▶ Exercise goal:
Identify the lines bearing the string "Peak" and gather them.
------------------------------------------------------------------------
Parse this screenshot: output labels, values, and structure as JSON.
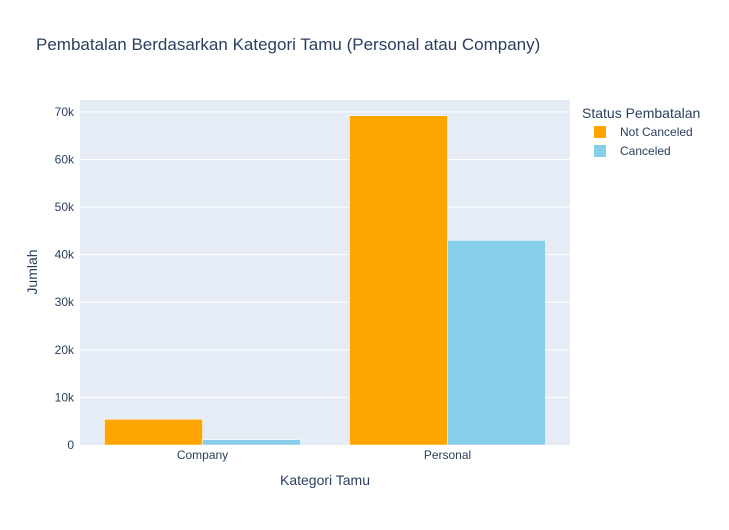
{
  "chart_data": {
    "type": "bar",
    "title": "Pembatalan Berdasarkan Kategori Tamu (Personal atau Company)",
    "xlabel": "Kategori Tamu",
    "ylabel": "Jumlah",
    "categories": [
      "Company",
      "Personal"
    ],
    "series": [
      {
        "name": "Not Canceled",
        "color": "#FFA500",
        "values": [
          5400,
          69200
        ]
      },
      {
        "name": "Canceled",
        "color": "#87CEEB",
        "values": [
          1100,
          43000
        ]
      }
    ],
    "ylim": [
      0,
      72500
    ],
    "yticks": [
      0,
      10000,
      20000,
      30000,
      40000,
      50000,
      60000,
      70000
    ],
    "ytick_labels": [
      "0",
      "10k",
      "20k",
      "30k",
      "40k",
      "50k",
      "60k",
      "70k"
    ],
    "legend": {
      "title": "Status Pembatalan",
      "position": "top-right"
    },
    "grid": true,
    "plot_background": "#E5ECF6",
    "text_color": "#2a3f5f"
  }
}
------------------------------------------------------------------------
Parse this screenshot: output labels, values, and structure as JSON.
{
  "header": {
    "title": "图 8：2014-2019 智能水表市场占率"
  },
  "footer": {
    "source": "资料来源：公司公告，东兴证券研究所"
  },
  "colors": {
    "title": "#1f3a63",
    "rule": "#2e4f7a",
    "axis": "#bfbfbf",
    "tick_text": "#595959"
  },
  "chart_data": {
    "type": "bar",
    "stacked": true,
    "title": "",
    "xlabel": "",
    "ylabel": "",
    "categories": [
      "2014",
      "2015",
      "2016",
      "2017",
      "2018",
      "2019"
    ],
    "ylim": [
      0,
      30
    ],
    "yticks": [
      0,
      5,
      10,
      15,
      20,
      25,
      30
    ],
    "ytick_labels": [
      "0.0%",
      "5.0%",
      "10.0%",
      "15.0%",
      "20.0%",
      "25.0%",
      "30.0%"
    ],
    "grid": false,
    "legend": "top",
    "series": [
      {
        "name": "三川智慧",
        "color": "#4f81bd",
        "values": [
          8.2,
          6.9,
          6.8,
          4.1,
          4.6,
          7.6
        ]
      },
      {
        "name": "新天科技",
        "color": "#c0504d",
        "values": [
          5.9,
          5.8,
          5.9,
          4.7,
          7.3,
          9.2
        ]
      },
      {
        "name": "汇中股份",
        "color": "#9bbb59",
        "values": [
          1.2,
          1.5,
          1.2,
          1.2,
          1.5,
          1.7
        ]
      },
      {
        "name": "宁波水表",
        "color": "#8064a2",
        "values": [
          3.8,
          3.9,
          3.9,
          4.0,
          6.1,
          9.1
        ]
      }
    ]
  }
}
------------------------------------------------------------------------
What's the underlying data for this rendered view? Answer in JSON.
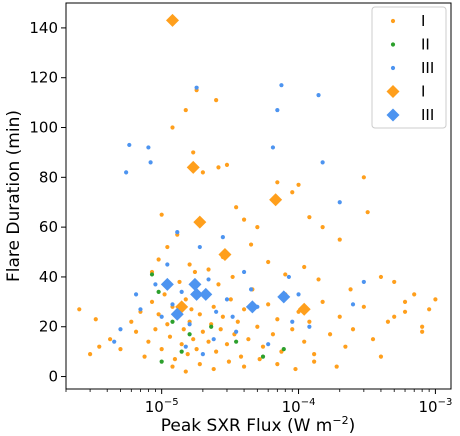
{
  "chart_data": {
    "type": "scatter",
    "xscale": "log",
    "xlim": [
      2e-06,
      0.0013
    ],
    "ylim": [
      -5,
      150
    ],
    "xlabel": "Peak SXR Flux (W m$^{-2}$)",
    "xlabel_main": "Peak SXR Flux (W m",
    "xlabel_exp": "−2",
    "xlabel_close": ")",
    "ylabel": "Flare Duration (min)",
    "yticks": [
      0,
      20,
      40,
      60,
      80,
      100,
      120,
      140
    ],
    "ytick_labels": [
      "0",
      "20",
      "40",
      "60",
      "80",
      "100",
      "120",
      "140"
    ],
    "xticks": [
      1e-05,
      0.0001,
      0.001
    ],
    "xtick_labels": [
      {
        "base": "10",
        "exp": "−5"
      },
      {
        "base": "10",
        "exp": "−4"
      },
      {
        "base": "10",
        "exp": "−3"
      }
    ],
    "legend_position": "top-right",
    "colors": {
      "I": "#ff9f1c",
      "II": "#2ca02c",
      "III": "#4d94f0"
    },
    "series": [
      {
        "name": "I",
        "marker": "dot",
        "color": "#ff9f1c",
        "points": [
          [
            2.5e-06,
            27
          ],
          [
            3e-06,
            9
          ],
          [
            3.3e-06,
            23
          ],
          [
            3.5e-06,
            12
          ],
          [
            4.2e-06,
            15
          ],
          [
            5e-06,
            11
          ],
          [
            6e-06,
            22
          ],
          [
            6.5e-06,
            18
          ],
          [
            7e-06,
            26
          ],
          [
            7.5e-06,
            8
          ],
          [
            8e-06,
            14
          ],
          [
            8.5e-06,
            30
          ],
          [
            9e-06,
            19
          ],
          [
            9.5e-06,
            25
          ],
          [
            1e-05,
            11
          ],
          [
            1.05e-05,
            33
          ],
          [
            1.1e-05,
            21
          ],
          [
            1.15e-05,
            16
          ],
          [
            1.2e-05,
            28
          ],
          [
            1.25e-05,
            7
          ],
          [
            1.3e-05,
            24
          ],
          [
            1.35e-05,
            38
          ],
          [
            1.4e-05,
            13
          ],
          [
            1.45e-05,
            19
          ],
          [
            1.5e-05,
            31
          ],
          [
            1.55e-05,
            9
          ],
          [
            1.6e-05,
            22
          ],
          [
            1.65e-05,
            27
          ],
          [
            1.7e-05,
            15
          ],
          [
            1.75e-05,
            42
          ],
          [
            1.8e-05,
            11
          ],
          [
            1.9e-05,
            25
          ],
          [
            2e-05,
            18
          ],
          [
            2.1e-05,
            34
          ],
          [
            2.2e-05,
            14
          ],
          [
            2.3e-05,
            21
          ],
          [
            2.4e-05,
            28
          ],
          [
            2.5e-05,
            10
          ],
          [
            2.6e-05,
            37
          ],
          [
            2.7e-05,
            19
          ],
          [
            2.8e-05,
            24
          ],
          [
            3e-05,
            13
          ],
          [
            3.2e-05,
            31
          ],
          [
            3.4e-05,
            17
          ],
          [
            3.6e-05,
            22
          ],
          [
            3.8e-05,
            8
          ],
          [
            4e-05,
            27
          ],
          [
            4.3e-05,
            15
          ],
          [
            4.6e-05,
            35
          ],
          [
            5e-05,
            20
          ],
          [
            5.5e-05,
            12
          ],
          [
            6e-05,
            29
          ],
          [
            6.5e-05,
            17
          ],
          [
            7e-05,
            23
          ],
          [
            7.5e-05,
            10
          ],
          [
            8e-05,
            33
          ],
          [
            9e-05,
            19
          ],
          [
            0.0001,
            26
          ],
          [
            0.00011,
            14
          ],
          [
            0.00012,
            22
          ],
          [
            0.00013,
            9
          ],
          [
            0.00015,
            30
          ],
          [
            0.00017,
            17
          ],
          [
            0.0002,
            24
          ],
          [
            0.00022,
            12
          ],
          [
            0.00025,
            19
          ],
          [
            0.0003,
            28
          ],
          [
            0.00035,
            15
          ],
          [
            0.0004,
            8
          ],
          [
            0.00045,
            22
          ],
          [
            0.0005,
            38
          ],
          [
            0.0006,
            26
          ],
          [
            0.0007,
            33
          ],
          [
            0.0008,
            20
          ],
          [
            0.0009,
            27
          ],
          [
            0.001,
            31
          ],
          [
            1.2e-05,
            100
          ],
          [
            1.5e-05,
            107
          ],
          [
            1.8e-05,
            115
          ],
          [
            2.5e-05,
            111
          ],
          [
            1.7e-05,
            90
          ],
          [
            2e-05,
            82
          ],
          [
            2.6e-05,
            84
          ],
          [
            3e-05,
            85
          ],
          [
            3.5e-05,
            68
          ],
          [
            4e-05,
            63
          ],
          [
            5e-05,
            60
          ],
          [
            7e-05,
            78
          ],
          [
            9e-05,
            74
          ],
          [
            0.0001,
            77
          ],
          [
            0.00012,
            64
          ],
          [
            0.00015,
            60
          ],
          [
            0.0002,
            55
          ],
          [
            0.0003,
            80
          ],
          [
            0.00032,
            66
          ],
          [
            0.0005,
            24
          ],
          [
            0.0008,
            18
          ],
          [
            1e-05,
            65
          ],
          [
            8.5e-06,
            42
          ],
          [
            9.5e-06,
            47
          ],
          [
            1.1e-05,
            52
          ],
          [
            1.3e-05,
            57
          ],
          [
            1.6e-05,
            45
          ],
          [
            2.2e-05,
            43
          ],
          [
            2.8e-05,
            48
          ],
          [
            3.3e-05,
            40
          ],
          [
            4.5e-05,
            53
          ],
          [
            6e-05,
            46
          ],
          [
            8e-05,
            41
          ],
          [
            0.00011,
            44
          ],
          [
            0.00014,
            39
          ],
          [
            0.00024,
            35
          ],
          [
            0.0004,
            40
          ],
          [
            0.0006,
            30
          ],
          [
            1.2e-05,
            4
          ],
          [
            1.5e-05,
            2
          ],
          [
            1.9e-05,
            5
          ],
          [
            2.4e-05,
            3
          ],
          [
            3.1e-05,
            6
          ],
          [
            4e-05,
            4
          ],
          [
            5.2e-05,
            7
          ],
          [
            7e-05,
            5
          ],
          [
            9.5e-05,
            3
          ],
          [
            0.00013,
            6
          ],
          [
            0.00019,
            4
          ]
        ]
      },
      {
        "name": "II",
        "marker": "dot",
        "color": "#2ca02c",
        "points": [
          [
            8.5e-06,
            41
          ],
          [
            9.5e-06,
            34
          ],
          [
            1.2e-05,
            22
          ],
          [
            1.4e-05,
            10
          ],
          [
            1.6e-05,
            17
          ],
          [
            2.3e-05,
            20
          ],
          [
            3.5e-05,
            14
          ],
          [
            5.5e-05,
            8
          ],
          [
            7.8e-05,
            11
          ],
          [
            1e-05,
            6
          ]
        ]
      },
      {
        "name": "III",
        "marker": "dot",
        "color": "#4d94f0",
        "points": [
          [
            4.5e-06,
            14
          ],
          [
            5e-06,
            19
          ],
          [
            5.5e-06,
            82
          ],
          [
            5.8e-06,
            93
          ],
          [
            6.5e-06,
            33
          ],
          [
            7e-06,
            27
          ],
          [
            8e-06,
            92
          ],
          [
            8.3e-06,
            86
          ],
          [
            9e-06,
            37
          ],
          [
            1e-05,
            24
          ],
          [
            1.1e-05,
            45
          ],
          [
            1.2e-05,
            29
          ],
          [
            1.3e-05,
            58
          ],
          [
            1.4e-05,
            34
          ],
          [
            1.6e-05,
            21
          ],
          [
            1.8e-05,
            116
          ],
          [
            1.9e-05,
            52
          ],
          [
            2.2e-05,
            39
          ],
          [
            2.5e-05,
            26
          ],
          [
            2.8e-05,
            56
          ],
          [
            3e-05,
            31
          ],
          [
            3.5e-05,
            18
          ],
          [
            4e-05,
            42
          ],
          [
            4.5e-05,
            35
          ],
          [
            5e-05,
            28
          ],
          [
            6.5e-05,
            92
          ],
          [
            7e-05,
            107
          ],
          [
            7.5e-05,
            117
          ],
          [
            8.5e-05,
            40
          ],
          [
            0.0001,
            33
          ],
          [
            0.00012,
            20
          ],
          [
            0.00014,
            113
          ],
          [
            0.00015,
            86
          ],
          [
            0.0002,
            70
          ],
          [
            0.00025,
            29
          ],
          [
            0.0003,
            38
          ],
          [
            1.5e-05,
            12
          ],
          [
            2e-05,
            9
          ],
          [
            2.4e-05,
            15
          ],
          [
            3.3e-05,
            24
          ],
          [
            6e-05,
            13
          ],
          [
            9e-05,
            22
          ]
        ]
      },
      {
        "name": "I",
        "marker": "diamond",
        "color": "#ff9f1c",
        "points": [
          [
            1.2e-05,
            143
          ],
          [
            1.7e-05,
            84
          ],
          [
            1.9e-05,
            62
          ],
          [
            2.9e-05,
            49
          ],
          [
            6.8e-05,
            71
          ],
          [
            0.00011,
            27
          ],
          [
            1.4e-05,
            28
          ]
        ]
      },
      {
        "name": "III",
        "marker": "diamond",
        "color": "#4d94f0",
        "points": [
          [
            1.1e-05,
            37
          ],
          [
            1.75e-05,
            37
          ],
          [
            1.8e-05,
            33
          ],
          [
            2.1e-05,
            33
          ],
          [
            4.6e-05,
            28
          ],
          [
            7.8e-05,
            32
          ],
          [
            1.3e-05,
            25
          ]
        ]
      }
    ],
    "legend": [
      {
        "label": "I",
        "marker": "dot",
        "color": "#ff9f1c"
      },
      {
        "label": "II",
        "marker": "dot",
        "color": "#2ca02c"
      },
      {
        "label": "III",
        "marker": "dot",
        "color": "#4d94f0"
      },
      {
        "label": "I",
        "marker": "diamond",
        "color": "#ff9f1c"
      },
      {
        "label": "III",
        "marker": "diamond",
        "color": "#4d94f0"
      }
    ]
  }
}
------------------------------------------------------------------------
▶ Worked answer:
    "xlabel": "Peak SXR Flux (W m$^{-2}$)",
    "xlabel_main": "Peak SXR Flux (W m",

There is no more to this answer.